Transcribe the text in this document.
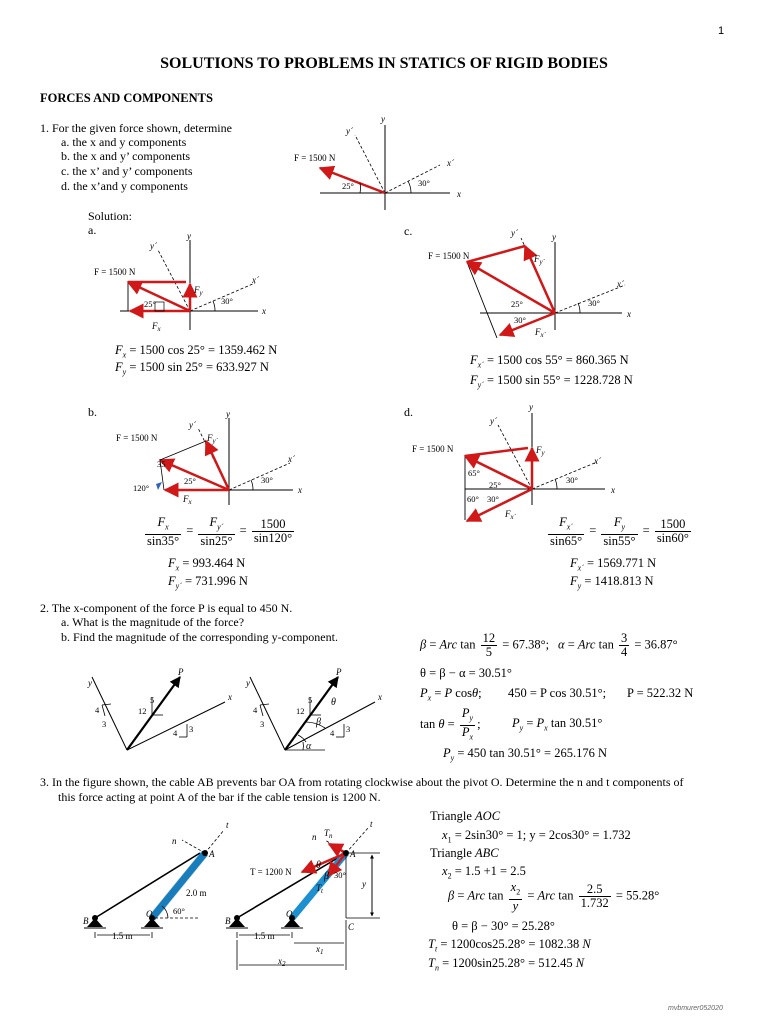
1
SOLUTIONS TO PROBLEMS IN STATICS OF RIGID BODIES
FORCES AND COMPONENTS
1. For the given force shown, determine
a. the x and y components
b. the x and y’ components
c. the x’ and y’ components
d. the x’and y components
Solution:
a.	c.
b.	d.
y
y´
x´
x
F = 1500 N
25°	30°
y
y´
x´
x
F = 1500 N
$F_y$
$F_x$
25°	30°
y
y´
x´
x
F = 1500 N	$F_{y´}$
$F_{x´}$
25°
30°
30°
y
y´
x´
x
F = 1500 N	$F_{y´}$
$F_x$
35
25°
120°
30°
y
y´
x´
x
F = 1500 N	$F_y$
$F_{x´}$
65°
25°
60° 30°
30°
$F_x = 1500$ cos 25° = 1359.462 N
$F_y = 1500$ sin 25° = 633.927 N	$F_{x´} = 1500$ cos 55° = 860.365 N
$F_{y´} = 1500$ sin 55° = 1228.728 N
$\frac{F_x}{\sin 35^\circ} = \frac{F_{y´}}{\sin 25^\circ} = \frac{1500}{\sin 120^\circ}$
$F_x = 993.464$ N
$F_{y´} = 731.996$ N
$\frac{F_{x´}}{\sin 65^\circ} = \frac{F_y}{\sin 55^\circ} = \frac{1500}{\sin 60^\circ}$
$F_{x´} = 1569.771$ N
$F_y = 1418.813$ N
2. The x-component of the force P is equal to 450 N.
a. What is the magnitude of the force?
b. Find the magnitude of the corresponding y-component.
y
P
x
5
12
4
3	3
4
y
P
x
θ
β
α
5
12
4
3	3
4
β = Arc $\tan \frac{12}{5} = 67.38^\circ$; α = Arc $\tan \frac{3}{4} = 36.87^\circ$
θ = β − α = 30.51°
$P_x = P$ cosθ; 450 = P cos 30.51°; P = 522.32 N
$\tan \theta = \frac{P_y}{P_x}$ ;	$P_y = P_x$ tan 30.51°
$P_y = 450$ tan 30.51° = 265.176 N
3. In the figure shown, the cable AB prevents bar OA from rotating clockwise about the pivot O. Determine the n and t components of
this force acting at point A of the bar if the cable tension is 1200 N.
B
O
A
n
t
2.0 m
60°
1.5 m
B
O
A
C
n
t
$T_n$
$T_t$
θ
β
y
$x_1$
$x_2$
T = 1200 N	30°
1.5 m
Triangle AOC
$x_1 = 2\sin 30^\circ = 1$; y = 2cos30° = 1.732
Triangle ABC
$x_2 = 1.5 +1 = 2.5$
β = Arc $\tan \frac{x_2}{y}$ = Arc $\tan \frac{2.5}{1.732} = 55.28^\circ$
θ = β − 30° = 25.28°
$T_t = 1200\cos 25.28^\circ = 1082.38$ N
$T_n = 1200\sin 25.28^\circ = 512.45$ N
mvbmurer052020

● EXERCISE PROMPT:
Every record must be copied exactly, with the pictures left out.

● OUTPUT OF THE TASK:
Transcribe the text in this document.
1
SOLUTIONS TO PROBLEMS IN STATICS OF RIGID BODIES
FORCES AND COMPONENTS
1. For the given force shown, determine
a. the x and y components
b. the x and y’ components
c. the x’ and y’ components
d. the x’and y components
Solution:
a.	c.
b.	d.
y
y´
x´
x
F = 1500 N
25°	30°
y
y´
x´
x
F = 1500 N
$F_y$
$F_x$
25°	30°
y
y´
x´
x
F = 1500 N	$F_{y´}$
$F_{x´}$
25°
30°
30°
y
y´
x´
x
F = 1500 N	$F_{y´}$
$F_x$
35
25°
120°
30°
y
y´
x´
x
F = 1500 N	$F_y$
$F_{x´}$
65°
25°
60° 30°
30°
$F_x = 1500$ cos 25° = 1359.462 N
$F_y = 1500$ sin 25° = 633.927 N	$F_{x´} = 1500$ cos 55° = 860.365 N
$F_{y´} = 1500$ sin 55° = 1228.728 N
$\frac{F_x}{\sin 35^\circ} = \frac{F_{y´}}{\sin 25^\circ} = \frac{1500}{\sin 120^\circ}$
$F_x = 993.464$ N
$F_{y´} = 731.996$ N
$\frac{F_{x´}}{\sin 65^\circ} = \frac{F_y}{\sin 55^\circ} = \frac{1500}{\sin 60^\circ}$
$F_{x´} = 1569.771$ N
$F_y = 1418.813$ N
2. The x-component of the force P is equal to 450 N.
a. What is the magnitude of the force?
b. Find the magnitude of the corresponding y-component.
y
P
x
5
12
4
3	3
4
y
P
x
θ
β
α
5
12
4
3	3
4
β = Arc $\tan \frac{12}{5} = 67.38^\circ$; α = Arc $\tan \frac{3}{4} = 36.87^\circ$
θ = β − α = 30.51°
$P_x = P$ cosθ; 450 = P cos 30.51°; P = 522.32 N
$\tan \theta = \frac{P_y}{P_x}$ ;	$P_y = P_x$ tan 30.51°
$P_y = 450$ tan 30.51° = 265.176 N
3. In the figure shown, the cable AB prevents bar OA from rotating clockwise about the pivot O. Determine the n and t components of
this force acting at point A of the bar if the cable tension is 1200 N.
B
O
A
n
t
2.0 m
60°
1.5 m
B
O
A
C
n
t
$T_n$
$T_t$
θ
β
y
$x_1$
$x_2$
T = 1200 N	30°
1.5 m
Triangle AOC
$x_1 = 2\sin 30^\circ = 1$; y = 2cos30° = 1.732
Triangle ABC
$x_2 = 1.5 +1 = 2.5$
β = Arc $\tan \frac{x_2}{y}$ = Arc $\tan \frac{2.5}{1.732} = 55.28^\circ$
θ = β − 30° = 25.28°
$T_t = 1200\cos 25.28^\circ = 1082.38$ N
$T_n = 1200\sin 25.28^\circ = 512.45$ N
mvbmurer052020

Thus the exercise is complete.